Copy the listing below line for line, keeping every character unchanged.

## begin

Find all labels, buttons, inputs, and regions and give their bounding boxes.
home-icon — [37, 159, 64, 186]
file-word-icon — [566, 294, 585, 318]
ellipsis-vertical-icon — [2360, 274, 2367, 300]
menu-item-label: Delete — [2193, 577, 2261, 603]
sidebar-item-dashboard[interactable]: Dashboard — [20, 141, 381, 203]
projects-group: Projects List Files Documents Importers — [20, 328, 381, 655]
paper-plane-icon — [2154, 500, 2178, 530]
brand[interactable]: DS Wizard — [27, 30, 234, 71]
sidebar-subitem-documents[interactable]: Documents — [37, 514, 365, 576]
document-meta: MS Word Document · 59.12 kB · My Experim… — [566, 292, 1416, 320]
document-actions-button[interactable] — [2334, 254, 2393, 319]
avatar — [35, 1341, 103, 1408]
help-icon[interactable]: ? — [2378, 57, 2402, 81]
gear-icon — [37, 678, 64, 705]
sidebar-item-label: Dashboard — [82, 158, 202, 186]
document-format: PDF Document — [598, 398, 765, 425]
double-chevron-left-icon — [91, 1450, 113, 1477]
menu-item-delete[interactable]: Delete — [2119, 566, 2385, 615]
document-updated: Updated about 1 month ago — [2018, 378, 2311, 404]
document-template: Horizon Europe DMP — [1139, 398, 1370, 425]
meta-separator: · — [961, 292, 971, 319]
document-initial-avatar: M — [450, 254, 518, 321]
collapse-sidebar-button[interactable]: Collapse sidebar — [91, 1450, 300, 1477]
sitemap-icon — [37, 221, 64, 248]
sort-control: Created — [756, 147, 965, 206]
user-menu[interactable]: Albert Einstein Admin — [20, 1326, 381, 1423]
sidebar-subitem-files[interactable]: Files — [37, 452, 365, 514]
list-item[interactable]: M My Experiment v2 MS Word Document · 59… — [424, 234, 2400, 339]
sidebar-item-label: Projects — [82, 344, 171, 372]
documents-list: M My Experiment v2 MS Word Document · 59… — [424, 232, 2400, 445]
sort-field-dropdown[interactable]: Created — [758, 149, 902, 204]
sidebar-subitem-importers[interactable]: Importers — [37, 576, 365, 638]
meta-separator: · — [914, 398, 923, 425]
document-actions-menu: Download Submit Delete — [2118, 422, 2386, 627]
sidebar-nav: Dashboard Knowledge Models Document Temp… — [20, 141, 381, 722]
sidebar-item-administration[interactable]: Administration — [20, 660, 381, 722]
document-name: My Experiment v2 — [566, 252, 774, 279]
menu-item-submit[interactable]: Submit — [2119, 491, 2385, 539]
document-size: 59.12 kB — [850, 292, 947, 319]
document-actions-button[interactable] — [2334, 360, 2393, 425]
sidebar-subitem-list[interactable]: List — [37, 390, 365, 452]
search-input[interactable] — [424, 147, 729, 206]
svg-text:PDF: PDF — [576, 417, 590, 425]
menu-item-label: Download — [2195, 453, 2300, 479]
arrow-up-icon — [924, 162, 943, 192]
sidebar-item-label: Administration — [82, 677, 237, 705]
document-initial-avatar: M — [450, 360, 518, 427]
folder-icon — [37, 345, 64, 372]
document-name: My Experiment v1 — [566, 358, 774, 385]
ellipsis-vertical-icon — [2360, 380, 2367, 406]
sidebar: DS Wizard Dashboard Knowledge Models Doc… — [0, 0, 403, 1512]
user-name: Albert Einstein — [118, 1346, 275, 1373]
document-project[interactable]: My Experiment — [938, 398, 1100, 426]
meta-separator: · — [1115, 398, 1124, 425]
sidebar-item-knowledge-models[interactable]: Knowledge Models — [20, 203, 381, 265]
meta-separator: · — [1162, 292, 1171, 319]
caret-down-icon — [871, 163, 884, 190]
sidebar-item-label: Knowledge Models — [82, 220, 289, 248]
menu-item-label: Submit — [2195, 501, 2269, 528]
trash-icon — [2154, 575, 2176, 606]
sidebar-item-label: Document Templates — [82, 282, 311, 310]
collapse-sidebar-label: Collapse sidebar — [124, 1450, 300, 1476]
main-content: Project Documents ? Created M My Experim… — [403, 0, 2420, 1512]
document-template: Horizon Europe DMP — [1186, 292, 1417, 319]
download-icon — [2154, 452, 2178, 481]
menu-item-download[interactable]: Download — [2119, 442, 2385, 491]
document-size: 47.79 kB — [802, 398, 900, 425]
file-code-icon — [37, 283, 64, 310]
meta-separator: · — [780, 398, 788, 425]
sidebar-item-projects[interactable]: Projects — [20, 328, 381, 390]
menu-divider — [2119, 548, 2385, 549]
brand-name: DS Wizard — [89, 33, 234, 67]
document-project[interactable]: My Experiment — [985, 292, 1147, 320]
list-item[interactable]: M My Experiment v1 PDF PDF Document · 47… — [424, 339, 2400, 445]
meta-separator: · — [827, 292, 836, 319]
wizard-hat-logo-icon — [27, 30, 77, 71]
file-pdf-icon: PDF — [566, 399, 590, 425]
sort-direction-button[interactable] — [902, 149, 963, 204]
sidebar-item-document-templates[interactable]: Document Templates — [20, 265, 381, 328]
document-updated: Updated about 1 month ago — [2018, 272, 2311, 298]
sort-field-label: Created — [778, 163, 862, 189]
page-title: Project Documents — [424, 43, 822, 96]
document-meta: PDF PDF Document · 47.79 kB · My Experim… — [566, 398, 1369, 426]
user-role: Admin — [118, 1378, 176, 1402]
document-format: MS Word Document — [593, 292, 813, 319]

## end

• **Answer to this task**
Find all labels, buttons, inputs, and regions and give their bounding boxes.
home-icon — [37, 159, 64, 186]
file-word-icon — [566, 294, 585, 318]
ellipsis-vertical-icon — [2360, 274, 2367, 300]
menu-item-label: Delete — [2193, 577, 2261, 603]
sidebar-item-dashboard[interactable]: Dashboard — [20, 141, 381, 203]
projects-group: Projects List Files Documents Importers — [20, 328, 381, 655]
paper-plane-icon — [2154, 500, 2178, 530]
brand[interactable]: DS Wizard — [27, 30, 234, 71]
sidebar-subitem-documents[interactable]: Documents — [37, 514, 365, 576]
document-meta: MS Word Document · 59.12 kB · My Experim… — [566, 292, 1416, 320]
document-actions-button[interactable] — [2334, 254, 2393, 319]
avatar — [35, 1341, 103, 1408]
help-icon[interactable]: ? — [2378, 57, 2402, 81]
gear-icon — [37, 678, 64, 705]
sidebar-item-label: Dashboard — [82, 158, 202, 186]
document-format: PDF Document — [598, 398, 765, 425]
double-chevron-left-icon — [91, 1450, 113, 1477]
menu-item-delete[interactable]: Delete — [2119, 566, 2385, 615]
document-updated: Updated about 1 month ago — [2018, 378, 2311, 404]
document-template: Horizon Europe DMP — [1139, 398, 1370, 425]
meta-separator: · — [961, 292, 971, 319]
document-initial-avatar: M — [450, 254, 518, 321]
collapse-sidebar-button[interactable]: Collapse sidebar — [91, 1450, 300, 1477]
sitemap-icon — [37, 221, 64, 248]
sort-control: Created — [756, 147, 965, 206]
user-menu[interactable]: Albert Einstein Admin — [20, 1326, 381, 1423]
sidebar-subitem-files[interactable]: Files — [37, 452, 365, 514]
list-item[interactable]: M My Experiment v2 MS Word Document · 59… — [424, 234, 2400, 339]
sidebar-item-label: Projects — [82, 344, 171, 372]
documents-list: M My Experiment v2 MS Word Document · 59… — [424, 232, 2400, 445]
sort-field-dropdown[interactable]: Created — [758, 149, 902, 204]
sidebar-subitem-importers[interactable]: Importers — [37, 576, 365, 638]
meta-separator: · — [914, 398, 923, 425]
document-actions-menu: Download Submit Delete — [2118, 422, 2386, 627]
sidebar-nav: Dashboard Knowledge Models Document Temp… — [20, 141, 381, 722]
sidebar-item-administration[interactable]: Administration — [20, 660, 381, 722]
document-name: My Experiment v2 — [566, 252, 774, 279]
menu-item-submit[interactable]: Submit — [2119, 491, 2385, 539]
document-size: 59.12 kB — [850, 292, 947, 319]
document-actions-button[interactable] — [2334, 360, 2393, 425]
sidebar-subitem-list[interactable]: List — [37, 390, 365, 452]
search-input[interactable] — [424, 147, 729, 206]
svg-text:PDF: PDF — [576, 417, 590, 425]
menu-item-label: Download — [2195, 453, 2300, 479]
arrow-up-icon — [924, 162, 943, 192]
sidebar-item-label: Administration — [82, 677, 237, 705]
document-initial-avatar: M — [450, 360, 518, 427]
folder-icon — [37, 345, 64, 372]
document-name: My Experiment v1 — [566, 358, 774, 385]
ellipsis-vertical-icon — [2360, 380, 2367, 406]
sidebar: DS Wizard Dashboard Knowledge Models Doc… — [0, 0, 403, 1512]
user-name: Albert Einstein — [118, 1346, 275, 1373]
document-project[interactable]: My Experiment — [938, 398, 1100, 426]
meta-separator: · — [1115, 398, 1124, 425]
sidebar-item-knowledge-models[interactable]: Knowledge Models — [20, 203, 381, 265]
meta-separator: · — [1162, 292, 1171, 319]
caret-down-icon — [871, 163, 884, 190]
sidebar-item-label: Knowledge Models — [82, 220, 289, 248]
menu-item-label: Submit — [2195, 501, 2269, 528]
trash-icon — [2154, 575, 2176, 606]
sidebar-item-label: Document Templates — [82, 282, 311, 310]
collapse-sidebar-label: Collapse sidebar — [124, 1450, 300, 1476]
main-content: Project Documents ? Created M My Experim… — [403, 0, 2420, 1512]
document-template: Horizon Europe DMP — [1186, 292, 1417, 319]
download-icon — [2154, 452, 2178, 481]
menu-item-download[interactable]: Download — [2119, 442, 2385, 491]
document-size: 47.79 kB — [802, 398, 900, 425]
file-code-icon — [37, 283, 64, 310]
meta-separator: · — [780, 398, 788, 425]
sidebar-item-projects[interactable]: Projects — [20, 328, 381, 390]
menu-divider — [2119, 548, 2385, 549]
brand-name: DS Wizard — [89, 33, 234, 67]
document-project[interactable]: My Experiment — [985, 292, 1147, 320]
list-item[interactable]: M My Experiment v1 PDF PDF Document · 47… — [424, 339, 2400, 445]
meta-separator: · — [827, 292, 836, 319]
wizard-hat-logo-icon — [27, 30, 77, 71]
file-pdf-icon: PDF — [566, 399, 590, 425]
sort-direction-button[interactable] — [902, 149, 963, 204]
sidebar-item-document-templates[interactable]: Document Templates — [20, 265, 381, 328]
document-updated: Updated about 1 month ago — [2018, 272, 2311, 298]
sort-field-label: Created — [778, 163, 862, 189]
page-title: Project Documents — [424, 43, 822, 96]
document-meta: PDF PDF Document · 47.79 kB · My Experim… — [566, 398, 1369, 426]
user-role: Admin — [118, 1378, 176, 1402]
document-format: MS Word Document — [593, 292, 813, 319]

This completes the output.